Count every line in the data below where "Deputy" occurs, then state that number and nothing more.

Part of a data file:

........

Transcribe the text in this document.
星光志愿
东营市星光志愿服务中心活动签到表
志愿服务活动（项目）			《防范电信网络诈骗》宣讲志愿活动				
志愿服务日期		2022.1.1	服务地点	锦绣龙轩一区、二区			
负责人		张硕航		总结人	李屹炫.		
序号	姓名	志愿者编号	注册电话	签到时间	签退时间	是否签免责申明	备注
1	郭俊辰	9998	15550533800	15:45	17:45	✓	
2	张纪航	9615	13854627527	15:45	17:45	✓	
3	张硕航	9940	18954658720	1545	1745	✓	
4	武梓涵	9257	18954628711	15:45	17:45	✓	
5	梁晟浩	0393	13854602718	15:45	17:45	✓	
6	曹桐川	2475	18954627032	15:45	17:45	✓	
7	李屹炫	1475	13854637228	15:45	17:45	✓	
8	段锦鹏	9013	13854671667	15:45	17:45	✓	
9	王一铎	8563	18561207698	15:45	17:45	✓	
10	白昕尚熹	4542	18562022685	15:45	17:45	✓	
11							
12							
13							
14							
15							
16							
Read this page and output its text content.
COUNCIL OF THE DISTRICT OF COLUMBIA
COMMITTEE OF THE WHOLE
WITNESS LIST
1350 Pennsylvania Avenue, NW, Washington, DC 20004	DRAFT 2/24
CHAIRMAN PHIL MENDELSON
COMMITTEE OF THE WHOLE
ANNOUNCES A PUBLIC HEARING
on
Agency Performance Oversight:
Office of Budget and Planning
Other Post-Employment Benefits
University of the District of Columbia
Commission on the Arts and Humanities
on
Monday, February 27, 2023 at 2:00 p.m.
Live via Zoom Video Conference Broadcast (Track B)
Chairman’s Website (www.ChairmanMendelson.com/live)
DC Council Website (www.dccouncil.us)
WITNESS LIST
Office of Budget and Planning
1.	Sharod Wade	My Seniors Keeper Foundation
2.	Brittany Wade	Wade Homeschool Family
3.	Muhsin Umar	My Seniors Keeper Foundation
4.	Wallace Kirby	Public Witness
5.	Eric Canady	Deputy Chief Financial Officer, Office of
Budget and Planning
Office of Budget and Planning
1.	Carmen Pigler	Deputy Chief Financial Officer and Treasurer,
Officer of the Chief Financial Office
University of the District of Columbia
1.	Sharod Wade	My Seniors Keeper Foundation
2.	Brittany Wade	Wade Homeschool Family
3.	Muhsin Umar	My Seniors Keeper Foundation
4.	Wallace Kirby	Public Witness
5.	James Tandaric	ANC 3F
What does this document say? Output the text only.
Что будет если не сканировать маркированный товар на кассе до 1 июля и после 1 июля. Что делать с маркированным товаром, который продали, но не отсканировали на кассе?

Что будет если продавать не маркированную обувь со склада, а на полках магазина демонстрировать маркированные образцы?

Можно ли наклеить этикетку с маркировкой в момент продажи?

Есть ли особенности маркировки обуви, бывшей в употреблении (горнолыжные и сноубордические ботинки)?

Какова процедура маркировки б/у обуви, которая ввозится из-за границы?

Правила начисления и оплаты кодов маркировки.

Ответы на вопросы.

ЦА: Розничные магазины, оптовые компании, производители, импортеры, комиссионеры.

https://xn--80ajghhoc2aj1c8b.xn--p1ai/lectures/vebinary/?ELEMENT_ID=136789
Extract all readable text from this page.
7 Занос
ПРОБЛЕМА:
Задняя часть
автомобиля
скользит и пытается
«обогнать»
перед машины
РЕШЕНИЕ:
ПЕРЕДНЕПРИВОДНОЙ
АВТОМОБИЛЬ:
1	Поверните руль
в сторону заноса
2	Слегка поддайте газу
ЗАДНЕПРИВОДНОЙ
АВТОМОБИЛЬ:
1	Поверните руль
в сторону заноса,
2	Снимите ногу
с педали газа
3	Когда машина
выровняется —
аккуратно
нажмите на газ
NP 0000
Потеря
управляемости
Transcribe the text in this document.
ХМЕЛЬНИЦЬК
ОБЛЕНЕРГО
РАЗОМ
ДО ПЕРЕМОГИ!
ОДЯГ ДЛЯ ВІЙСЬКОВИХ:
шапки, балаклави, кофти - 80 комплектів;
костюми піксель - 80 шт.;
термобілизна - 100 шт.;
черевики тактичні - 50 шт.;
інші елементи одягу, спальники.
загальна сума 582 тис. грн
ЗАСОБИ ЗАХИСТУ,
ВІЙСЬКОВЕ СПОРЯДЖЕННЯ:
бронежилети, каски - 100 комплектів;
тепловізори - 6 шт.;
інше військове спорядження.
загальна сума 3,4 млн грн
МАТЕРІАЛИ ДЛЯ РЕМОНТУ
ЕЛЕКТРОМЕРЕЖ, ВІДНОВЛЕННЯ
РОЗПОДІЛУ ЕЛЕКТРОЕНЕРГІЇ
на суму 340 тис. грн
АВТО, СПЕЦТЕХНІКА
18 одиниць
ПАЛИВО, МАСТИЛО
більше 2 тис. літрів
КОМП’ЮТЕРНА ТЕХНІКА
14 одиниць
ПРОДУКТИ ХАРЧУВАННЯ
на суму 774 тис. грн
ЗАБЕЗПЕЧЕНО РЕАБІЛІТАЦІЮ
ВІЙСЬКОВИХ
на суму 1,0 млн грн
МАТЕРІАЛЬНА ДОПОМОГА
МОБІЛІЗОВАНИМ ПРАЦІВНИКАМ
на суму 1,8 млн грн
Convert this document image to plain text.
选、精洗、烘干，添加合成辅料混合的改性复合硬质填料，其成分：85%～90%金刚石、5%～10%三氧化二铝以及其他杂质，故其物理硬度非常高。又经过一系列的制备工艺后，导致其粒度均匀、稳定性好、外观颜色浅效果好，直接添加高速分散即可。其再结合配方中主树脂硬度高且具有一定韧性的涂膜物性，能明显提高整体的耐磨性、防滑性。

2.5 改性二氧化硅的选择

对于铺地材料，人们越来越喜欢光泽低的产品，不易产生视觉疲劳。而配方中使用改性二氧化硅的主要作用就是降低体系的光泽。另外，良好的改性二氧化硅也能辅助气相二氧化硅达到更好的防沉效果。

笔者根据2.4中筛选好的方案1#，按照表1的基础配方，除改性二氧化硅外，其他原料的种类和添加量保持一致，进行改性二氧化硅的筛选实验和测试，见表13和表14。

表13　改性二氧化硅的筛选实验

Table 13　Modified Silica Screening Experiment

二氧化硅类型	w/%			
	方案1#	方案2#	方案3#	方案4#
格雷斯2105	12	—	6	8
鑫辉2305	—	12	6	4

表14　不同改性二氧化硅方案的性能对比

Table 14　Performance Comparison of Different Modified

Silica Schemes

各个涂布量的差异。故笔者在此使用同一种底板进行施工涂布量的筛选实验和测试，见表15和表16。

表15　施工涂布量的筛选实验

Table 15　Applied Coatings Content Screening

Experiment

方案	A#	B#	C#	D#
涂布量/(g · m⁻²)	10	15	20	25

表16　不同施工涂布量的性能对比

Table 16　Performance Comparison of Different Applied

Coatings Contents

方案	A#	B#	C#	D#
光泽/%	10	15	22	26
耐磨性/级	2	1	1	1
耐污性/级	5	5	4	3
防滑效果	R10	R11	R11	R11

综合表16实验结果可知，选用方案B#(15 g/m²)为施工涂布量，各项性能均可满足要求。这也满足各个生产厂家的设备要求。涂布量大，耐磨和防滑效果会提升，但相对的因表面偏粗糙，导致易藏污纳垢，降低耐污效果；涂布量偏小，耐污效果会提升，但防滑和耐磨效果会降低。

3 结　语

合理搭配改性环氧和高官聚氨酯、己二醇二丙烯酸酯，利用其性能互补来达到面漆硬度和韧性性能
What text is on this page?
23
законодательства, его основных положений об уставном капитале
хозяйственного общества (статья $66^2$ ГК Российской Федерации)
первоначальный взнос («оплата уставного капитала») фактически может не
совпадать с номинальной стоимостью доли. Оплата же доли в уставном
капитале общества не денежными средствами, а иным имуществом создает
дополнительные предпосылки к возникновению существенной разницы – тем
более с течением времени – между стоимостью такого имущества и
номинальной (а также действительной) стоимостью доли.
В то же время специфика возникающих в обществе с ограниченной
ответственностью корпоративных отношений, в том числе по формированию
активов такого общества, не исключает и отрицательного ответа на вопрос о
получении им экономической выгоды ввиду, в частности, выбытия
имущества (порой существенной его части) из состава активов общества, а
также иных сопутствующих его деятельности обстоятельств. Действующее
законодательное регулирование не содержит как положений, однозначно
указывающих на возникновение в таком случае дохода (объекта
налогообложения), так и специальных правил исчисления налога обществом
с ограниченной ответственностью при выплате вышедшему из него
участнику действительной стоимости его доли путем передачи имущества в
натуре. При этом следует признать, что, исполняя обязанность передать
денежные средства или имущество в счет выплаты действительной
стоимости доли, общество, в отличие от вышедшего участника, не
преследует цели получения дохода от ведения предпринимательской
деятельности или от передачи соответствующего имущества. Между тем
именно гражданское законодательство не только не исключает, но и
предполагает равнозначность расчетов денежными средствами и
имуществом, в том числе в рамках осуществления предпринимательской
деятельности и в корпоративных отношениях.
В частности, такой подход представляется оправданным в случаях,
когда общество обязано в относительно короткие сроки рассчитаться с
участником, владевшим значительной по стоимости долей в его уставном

........

> Finished answer: 2